Say how many lines contain the string "label". Give no other output.
>> START INPUT MATERIAL
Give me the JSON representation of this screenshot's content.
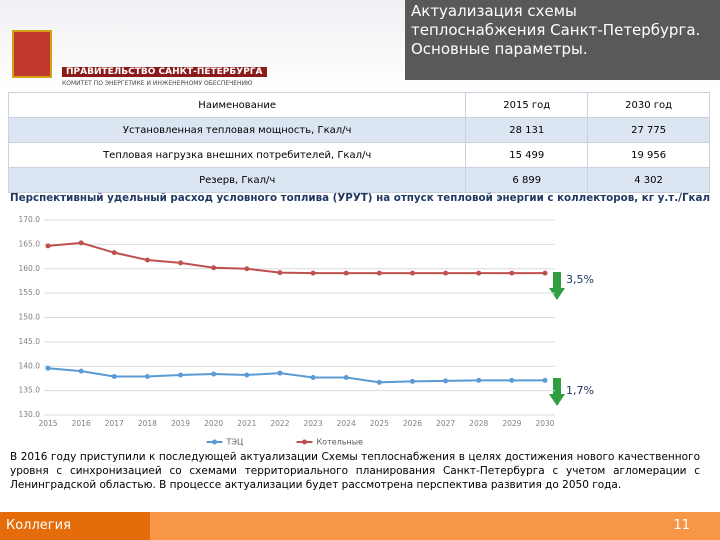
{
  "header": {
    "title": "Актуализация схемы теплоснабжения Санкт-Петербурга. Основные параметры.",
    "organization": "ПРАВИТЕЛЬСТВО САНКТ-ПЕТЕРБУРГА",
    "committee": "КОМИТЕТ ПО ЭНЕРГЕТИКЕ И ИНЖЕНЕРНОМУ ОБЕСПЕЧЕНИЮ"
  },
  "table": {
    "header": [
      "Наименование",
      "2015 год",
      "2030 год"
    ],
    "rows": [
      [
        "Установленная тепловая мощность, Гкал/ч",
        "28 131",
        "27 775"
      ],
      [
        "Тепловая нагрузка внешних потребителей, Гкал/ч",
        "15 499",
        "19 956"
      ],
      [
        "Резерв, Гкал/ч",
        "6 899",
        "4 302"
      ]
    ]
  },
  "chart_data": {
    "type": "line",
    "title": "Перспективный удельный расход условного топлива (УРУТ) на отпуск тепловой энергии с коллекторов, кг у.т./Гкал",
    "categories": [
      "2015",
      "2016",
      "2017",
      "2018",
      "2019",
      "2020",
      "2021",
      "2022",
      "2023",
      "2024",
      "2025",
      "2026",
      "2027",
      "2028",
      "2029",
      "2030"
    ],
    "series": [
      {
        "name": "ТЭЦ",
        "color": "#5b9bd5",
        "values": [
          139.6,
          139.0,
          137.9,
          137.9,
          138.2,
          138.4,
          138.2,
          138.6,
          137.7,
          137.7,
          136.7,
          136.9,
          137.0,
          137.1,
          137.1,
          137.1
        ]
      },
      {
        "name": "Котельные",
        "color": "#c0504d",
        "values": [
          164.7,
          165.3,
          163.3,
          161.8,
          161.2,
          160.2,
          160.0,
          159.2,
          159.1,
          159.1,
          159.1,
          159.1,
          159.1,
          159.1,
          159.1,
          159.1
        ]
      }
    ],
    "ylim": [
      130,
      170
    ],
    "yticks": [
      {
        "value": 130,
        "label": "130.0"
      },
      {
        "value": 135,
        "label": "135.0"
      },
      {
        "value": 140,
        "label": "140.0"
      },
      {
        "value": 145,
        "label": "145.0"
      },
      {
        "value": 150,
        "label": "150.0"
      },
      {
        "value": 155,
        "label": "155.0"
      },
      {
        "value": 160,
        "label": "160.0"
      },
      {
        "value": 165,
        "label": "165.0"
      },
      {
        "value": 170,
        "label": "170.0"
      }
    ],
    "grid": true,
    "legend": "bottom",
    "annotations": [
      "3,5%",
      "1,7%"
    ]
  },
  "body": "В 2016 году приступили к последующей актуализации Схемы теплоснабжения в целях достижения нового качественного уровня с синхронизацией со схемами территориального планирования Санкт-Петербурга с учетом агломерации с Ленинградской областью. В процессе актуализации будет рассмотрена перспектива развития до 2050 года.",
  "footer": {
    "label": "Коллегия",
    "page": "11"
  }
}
>> END INPUT MATERIAL
* TASK RESULT: 10